• **Records for the task**:

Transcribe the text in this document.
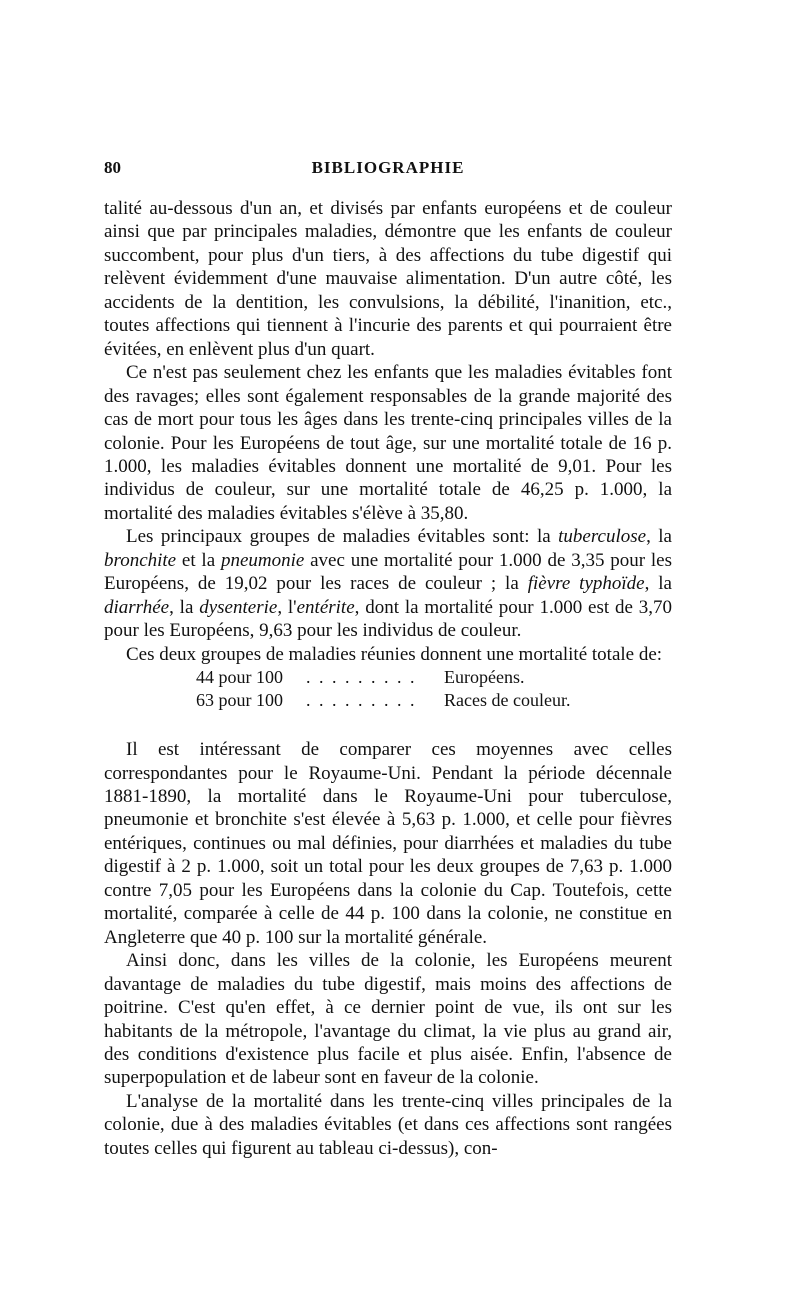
80	BIBLIOGRAPHIE

talité au-dessous d'un an, et divisés par enfants européens et de couleur ainsi que par principales maladies, démontre que les enfants de couleur succombent, pour plus d'un tiers, à des affections du tube digestif qui relèvent évidemment d'une mauvaise alimentation. D'un autre côté, les accidents de la dentition, les convulsions, la débilité, l'inanition, etc., toutes affections qui tiennent à l'incurie des parents et qui pourraient être évitées, en enlèvent plus d'un quart.

Ce n'est pas seulement chez les enfants que les maladies évitables font des ravages; elles sont également responsables de la grande majorité des cas de mort pour tous les âges dans les trente-cinq principales villes de la colonie. Pour les Européens de tout âge, sur une mortalité totale de 16 p. 1.000, les maladies évitables donnent une mortalité de 9,01. Pour les individus de couleur, sur une mortalité totale de 46,25 p. 1.000, la mortalité des maladies évitables s'élève à 35,80.

Les principaux groupes de maladies évitables sont: la tuberculose, la bronchite et la pneumonie avec une mortalité pour 1.000 de 3,35 pour les Européens, de 19,02 pour les races de couleur ; la fièvre typhoïde, la diarrhée, la dysenterie, l'entérite, dont la mortalité pour 1.000 est de 3,70 pour les Européens, 9,63 pour les individus de couleur.

Ces deux groupes de maladies réunies donnent une mortalité totale de:

44 pour 100	. . . . . . . . .	Européens.
63 pour 100	. . . . . . . . .	Races de couleur.

Il est intéressant de comparer ces moyennes avec celles correspondantes pour le Royaume-Uni. Pendant la période décennale 1881-1890, la mortalité dans le Royaume-Uni pour tuberculose, pneumonie et bronchite s'est élevée à 5,63 p. 1.000, et celle pour fièvres entériques, continues ou mal définies, pour diarrhées et maladies du tube digestif à 2 p. 1.000, soit un total pour les deux groupes de 7,63 p. 1.000 contre 7,05 pour les Européens dans la colonie du Cap. Toutefois, cette mortalité, comparée à celle de 44 p. 100 dans la colonie, ne constitue en Angleterre que 40 p. 100 sur la mortalité générale.

Ainsi donc, dans les villes de la colonie, les Européens meurent davantage de maladies du tube digestif, mais moins des affections de poitrine. C'est qu'en effet, à ce dernier point de vue, ils ont sur les habitants de la métropole, l'avantage du climat, la vie plus au grand air, des conditions d'existence plus facile et plus aisée. Enfin, l'absence de superpopulation et de labeur sont en faveur de la colonie.

L'analyse de la mortalité dans les trente-cinq villes principales de la colonie, due à des maladies évitables (et dans ces affections sont rangées toutes celles qui figurent au tableau ci-dessus), con-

• **Instructions for the task**:
Filter the data for the string "pneumonie" and copy every line that has it.

• **Written solution**:
Les principaux groupes de maladies évitables sont: la tuberculose, la bronchite et la pneumonie avec une mortalité pour 1.000 de 3,35 pour les Européens, de 19,02 pour les races de couleur ; la fièvre typhoïde, la diarrhée, la dysenterie, l'entérite, dont la mortalité pour 1.000 est de 3,70 pour les Européens, 9,63 pour les individus de couleur.
Il est intéressant de comparer ces moyennes avec celles correspondantes pour le Royaume-Uni. Pendant la période décennale 1881-1890, la mortalité dans le Royaume-Uni pour tuberculose, pneumonie et bronchite s'est élevée à 5,63 p. 1.000, et celle pour fièvres entériques, continues ou mal définies, pour diarrhées et maladies du tube digestif à 2 p. 1.000, soit un total pour les deux groupes de 7,63 p. 1.000 contre 7,05 pour les Européens dans la colonie du Cap. Toutefois, cette mortalité, comparée à celle de 44 p. 100 dans la colonie, ne constitue en Angleterre que 40 p. 100 sur la mortalité générale.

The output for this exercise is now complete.